> _Short task_: Could you reproduce every one of these rows word for word, leaving nothing out and changing nothing?

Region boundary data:
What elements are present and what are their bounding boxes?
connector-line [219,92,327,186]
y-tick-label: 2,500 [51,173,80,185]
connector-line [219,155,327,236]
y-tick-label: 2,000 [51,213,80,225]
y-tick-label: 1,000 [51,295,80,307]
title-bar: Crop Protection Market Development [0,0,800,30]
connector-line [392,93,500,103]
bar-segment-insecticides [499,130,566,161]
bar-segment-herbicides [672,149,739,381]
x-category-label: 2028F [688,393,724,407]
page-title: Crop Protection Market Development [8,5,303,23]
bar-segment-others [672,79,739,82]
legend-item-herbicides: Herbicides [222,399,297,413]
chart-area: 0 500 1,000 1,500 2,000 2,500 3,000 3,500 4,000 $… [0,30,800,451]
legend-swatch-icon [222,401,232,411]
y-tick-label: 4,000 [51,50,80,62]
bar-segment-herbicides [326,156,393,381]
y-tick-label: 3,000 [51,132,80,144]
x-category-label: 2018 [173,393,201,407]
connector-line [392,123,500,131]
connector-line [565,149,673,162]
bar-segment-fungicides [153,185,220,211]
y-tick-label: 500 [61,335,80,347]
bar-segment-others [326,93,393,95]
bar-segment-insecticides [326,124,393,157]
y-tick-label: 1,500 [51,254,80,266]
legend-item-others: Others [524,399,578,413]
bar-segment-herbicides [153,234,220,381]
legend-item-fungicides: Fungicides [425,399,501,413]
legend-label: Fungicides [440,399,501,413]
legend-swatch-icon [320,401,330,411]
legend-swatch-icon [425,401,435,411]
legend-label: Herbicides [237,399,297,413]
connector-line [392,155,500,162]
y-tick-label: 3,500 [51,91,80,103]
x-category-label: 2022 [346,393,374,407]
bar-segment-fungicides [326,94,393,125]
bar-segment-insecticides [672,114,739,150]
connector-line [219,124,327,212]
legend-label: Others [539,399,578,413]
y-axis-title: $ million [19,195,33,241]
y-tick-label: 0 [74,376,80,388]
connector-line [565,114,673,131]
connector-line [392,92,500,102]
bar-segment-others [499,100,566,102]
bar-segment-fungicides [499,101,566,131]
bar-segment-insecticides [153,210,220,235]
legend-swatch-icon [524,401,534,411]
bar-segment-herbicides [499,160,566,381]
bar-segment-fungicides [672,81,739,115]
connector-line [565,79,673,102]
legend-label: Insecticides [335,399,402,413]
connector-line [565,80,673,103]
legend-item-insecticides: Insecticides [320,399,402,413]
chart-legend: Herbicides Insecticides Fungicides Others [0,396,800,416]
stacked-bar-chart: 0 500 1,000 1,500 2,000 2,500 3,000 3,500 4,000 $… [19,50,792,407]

> _Finished task_:
What elements are present and what are their bounding boxes?
connector-line [219,92,327,186]
y-tick-label: 2,500 [51,173,80,185]
connector-line [219,155,327,236]
y-tick-label: 2,000 [51,213,80,225]
y-tick-label: 1,000 [51,295,80,307]
title-bar: Crop Protection Market Development [0,0,800,30]
connector-line [392,93,500,103]
bar-segment-insecticides [499,130,566,161]
bar-segment-herbicides [672,149,739,381]
x-category-label: 2028F [688,393,724,407]
page-title: Crop Protection Market Development [8,5,303,23]
bar-segment-others [672,79,739,82]
legend-item-herbicides: Herbicides [222,399,297,413]
chart-area: 0 500 1,000 1,500 2,000 2,500 3,000 3,500 4,000 $… [0,30,800,451]
legend-swatch-icon [222,401,232,411]
y-tick-label: 4,000 [51,50,80,62]
bar-segment-herbicides [326,156,393,381]
y-tick-label: 3,000 [51,132,80,144]
x-category-label: 2018 [173,393,201,407]
connector-line [392,123,500,131]
connector-line [565,149,673,162]
bar-segment-fungicides [153,185,220,211]
y-tick-label: 500 [61,335,80,347]
bar-segment-others [326,93,393,95]
bar-segment-insecticides [326,124,393,157]
y-tick-label: 1,500 [51,254,80,266]
legend-item-others: Others [524,399,578,413]
bar-segment-herbicides [153,234,220,381]
legend-item-fungicides: Fungicides [425,399,501,413]
legend-label: Fungicides [440,399,501,413]
legend-swatch-icon [320,401,330,411]
legend-swatch-icon [425,401,435,411]
legend-label: Herbicides [237,399,297,413]
connector-line [392,155,500,162]
y-tick-label: 3,500 [51,91,80,103]
x-category-label: 2022 [346,393,374,407]
bar-segment-fungicides [326,94,393,125]
bar-segment-insecticides [672,114,739,150]
connector-line [219,124,327,212]
legend-label: Others [539,399,578,413]
y-axis-title: $ million [19,195,33,241]
y-tick-label: 0 [74,376,80,388]
connector-line [565,114,673,131]
connector-line [392,92,500,102]
bar-segment-others [499,100,566,102]
bar-segment-fungicides [499,101,566,131]
bar-segment-insecticides [153,210,220,235]
legend-swatch-icon [524,401,534,411]
bar-segment-herbicides [499,160,566,381]
bar-segment-fungicides [672,81,739,115]
connector-line [565,79,673,102]
legend-label: Insecticides [335,399,402,413]
connector-line [565,80,673,103]
legend-item-insecticides: Insecticides [320,399,402,413]
chart-legend: Herbicides Insecticides Fungicides Others [0,396,800,416]
stacked-bar-chart: 0 500 1,000 1,500 2,000 2,500 3,000 3,500 4,000 $… [19,50,792,407]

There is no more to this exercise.